Short exercise → Without further comment, state how many lines in the listing below contain the word "this".

Entries →
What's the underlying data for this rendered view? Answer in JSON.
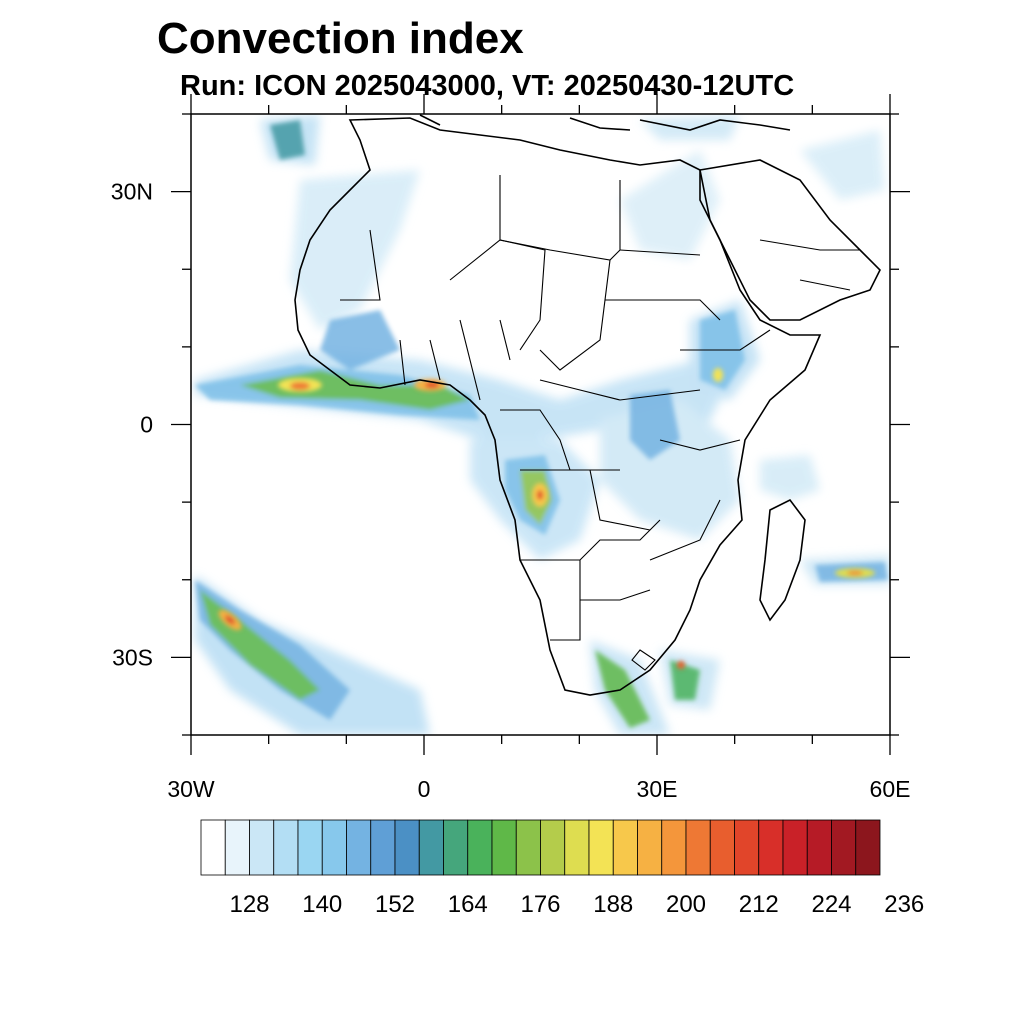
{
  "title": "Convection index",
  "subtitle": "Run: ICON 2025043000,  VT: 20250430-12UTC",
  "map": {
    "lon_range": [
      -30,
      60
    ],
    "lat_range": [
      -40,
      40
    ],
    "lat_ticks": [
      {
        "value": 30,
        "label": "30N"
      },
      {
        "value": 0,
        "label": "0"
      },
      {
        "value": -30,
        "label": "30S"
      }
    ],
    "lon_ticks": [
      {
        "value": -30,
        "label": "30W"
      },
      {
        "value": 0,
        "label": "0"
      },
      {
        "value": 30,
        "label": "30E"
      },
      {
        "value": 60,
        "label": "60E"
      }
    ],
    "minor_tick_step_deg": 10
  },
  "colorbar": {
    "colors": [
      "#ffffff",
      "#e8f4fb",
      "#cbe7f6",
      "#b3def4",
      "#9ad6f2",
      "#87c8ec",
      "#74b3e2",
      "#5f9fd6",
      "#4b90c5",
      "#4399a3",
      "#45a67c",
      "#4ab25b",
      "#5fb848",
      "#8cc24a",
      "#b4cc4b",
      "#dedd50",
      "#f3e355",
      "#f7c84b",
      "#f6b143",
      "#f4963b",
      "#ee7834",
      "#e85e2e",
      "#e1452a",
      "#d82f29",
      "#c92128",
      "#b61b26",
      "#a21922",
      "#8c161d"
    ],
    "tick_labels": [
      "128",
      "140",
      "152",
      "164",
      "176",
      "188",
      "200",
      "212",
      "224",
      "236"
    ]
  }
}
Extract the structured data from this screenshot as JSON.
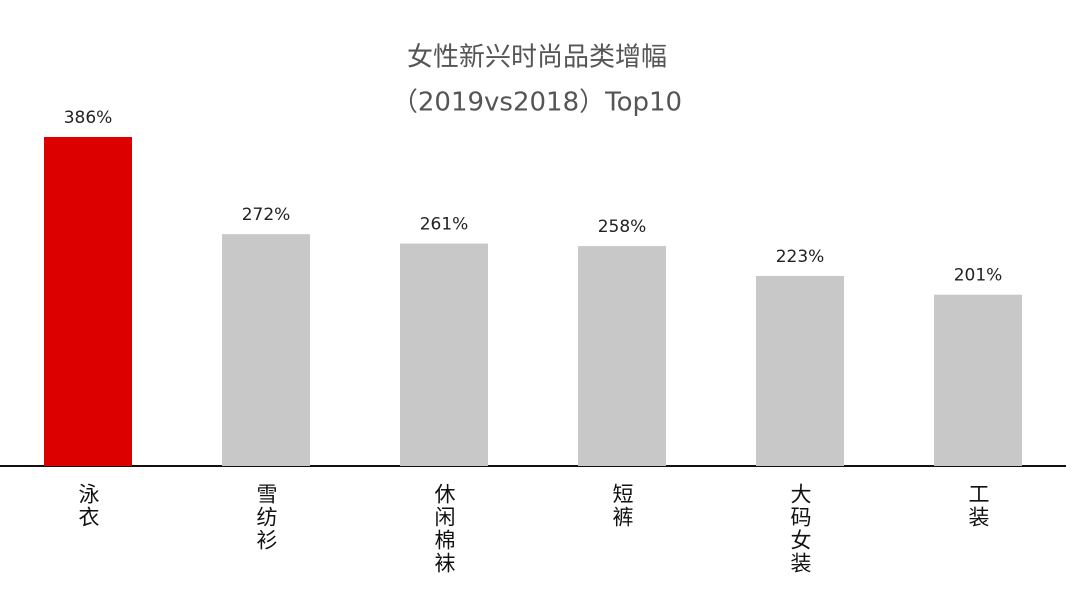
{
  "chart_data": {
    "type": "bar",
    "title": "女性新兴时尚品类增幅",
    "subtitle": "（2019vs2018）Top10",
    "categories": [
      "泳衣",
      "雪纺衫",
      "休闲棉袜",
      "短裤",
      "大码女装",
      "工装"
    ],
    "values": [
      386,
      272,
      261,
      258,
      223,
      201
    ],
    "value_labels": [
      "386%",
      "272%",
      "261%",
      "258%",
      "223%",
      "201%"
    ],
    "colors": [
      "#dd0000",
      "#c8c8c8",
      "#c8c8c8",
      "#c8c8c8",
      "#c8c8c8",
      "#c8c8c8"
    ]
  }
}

...

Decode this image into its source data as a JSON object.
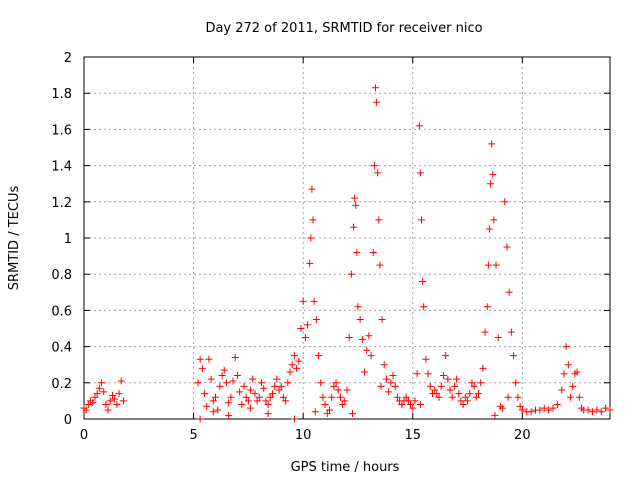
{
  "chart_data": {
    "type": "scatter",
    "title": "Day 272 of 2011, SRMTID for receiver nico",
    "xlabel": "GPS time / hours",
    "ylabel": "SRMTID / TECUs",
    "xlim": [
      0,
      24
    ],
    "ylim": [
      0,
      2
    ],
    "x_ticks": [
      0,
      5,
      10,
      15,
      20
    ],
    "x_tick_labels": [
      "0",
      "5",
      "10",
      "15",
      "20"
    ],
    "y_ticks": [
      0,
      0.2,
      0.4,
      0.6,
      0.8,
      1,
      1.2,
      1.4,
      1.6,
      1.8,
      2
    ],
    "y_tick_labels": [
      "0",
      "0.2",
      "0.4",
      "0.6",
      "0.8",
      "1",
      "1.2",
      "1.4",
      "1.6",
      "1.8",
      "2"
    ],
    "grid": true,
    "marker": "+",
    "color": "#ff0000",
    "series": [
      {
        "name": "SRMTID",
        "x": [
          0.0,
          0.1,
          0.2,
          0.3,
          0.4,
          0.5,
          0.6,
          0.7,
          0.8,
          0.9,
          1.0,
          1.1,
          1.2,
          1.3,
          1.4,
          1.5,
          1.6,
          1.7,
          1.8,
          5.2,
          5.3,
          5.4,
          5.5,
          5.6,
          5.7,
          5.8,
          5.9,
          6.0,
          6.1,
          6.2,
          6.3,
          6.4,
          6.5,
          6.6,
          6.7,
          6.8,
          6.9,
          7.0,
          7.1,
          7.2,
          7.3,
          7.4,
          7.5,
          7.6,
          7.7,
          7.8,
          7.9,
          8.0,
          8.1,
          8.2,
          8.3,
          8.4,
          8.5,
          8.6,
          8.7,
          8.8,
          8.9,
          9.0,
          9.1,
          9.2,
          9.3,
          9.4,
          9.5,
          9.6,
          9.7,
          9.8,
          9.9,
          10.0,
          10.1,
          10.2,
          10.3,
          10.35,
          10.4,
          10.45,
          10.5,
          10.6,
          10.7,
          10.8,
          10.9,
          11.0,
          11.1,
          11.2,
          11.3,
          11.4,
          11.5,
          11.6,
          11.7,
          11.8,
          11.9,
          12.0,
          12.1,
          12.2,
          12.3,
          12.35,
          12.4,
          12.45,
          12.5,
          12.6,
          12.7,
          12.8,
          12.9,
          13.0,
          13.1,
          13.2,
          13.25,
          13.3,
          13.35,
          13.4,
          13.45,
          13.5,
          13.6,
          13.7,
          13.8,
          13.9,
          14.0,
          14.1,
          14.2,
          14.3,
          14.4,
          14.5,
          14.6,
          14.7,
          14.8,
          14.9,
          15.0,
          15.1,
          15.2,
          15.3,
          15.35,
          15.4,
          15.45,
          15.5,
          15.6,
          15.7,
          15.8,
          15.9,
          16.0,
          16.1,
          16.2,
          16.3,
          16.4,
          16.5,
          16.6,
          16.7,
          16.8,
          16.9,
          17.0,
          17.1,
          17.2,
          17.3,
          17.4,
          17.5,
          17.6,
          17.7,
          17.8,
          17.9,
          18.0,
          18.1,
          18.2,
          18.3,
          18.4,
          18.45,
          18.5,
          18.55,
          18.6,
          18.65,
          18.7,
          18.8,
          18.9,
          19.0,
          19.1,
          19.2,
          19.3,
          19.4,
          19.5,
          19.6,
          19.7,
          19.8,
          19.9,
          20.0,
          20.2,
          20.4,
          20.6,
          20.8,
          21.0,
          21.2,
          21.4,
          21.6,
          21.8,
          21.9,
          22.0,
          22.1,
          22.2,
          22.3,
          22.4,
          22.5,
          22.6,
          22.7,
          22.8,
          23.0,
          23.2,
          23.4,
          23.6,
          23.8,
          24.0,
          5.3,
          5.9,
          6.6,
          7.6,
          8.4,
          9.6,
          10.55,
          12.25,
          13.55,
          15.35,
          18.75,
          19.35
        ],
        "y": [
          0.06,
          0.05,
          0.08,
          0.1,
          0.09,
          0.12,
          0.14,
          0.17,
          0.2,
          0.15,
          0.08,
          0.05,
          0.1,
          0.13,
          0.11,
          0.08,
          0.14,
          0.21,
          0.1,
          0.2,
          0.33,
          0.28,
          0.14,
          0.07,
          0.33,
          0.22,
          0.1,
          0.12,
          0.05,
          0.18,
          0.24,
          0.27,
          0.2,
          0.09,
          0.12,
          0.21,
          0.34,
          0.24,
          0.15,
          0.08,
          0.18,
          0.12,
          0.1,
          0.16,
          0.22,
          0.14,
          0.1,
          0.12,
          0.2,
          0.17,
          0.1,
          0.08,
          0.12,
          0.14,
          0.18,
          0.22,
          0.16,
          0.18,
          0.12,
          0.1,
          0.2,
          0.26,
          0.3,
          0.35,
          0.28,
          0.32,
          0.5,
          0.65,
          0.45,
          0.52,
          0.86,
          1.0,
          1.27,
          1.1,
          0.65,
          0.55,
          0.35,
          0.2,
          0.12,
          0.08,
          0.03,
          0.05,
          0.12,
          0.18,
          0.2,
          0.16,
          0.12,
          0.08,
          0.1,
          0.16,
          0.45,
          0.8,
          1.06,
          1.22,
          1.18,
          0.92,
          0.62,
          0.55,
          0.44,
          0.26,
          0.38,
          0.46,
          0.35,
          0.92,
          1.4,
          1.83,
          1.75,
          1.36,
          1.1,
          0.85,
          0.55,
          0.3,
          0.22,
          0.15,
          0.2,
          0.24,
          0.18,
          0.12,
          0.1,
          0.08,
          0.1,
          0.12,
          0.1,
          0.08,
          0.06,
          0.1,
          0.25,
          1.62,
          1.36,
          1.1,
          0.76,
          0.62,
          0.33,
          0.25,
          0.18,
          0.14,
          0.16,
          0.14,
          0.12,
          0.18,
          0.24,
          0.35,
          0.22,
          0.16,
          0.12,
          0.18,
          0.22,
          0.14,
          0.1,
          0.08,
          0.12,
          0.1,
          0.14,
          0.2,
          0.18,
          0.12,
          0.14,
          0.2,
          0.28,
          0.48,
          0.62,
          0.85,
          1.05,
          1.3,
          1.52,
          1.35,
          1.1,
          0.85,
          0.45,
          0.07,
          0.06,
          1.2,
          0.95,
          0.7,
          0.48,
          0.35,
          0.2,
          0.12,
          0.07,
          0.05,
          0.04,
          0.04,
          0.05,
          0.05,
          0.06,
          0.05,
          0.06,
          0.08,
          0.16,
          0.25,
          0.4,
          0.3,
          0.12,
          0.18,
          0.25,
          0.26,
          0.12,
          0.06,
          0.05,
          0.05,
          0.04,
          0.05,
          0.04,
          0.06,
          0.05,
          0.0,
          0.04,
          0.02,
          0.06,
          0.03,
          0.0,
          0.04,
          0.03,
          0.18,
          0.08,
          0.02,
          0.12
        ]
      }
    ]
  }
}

...

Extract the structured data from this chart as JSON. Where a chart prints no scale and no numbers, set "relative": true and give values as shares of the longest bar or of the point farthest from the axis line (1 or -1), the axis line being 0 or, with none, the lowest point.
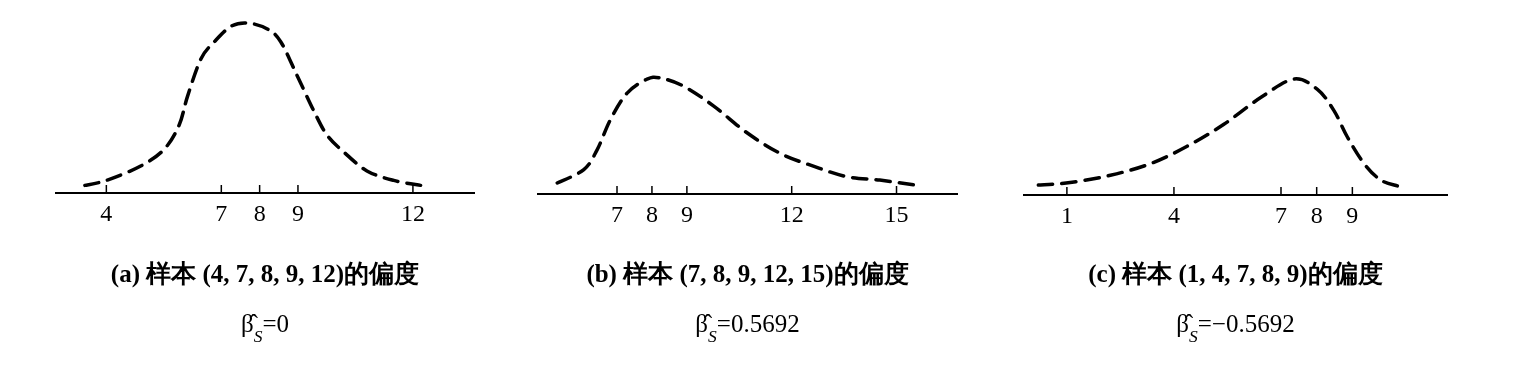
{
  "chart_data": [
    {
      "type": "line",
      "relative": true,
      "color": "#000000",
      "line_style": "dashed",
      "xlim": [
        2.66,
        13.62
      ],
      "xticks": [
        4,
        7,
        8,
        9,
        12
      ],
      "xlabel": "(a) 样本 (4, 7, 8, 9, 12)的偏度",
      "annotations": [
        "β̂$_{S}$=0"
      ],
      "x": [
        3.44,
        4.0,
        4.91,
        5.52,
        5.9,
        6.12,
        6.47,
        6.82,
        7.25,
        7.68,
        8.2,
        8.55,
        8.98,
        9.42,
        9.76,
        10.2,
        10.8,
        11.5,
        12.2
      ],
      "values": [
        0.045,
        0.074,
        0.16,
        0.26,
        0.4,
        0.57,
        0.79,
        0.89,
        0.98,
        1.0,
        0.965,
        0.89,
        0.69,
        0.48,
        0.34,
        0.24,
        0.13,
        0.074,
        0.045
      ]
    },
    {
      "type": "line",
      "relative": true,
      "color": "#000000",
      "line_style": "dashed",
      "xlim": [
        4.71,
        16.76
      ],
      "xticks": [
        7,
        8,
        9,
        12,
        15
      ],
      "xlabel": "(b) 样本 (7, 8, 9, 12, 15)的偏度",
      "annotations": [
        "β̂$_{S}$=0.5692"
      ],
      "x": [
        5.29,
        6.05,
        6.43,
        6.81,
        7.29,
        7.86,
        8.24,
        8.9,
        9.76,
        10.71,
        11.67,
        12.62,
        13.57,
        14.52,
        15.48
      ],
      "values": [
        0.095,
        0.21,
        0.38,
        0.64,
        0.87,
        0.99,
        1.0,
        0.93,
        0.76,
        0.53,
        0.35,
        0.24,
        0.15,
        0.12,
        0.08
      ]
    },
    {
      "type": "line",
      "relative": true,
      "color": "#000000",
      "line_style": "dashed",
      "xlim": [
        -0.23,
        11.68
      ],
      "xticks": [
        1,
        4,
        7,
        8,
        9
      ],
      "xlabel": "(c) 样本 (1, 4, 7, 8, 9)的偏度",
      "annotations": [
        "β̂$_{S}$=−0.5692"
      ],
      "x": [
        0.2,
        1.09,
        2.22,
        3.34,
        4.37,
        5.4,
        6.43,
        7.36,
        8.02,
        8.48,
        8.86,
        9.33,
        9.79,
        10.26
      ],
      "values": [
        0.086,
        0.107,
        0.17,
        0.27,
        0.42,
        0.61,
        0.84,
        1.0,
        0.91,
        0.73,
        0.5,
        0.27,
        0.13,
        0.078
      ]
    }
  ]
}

Task output → 4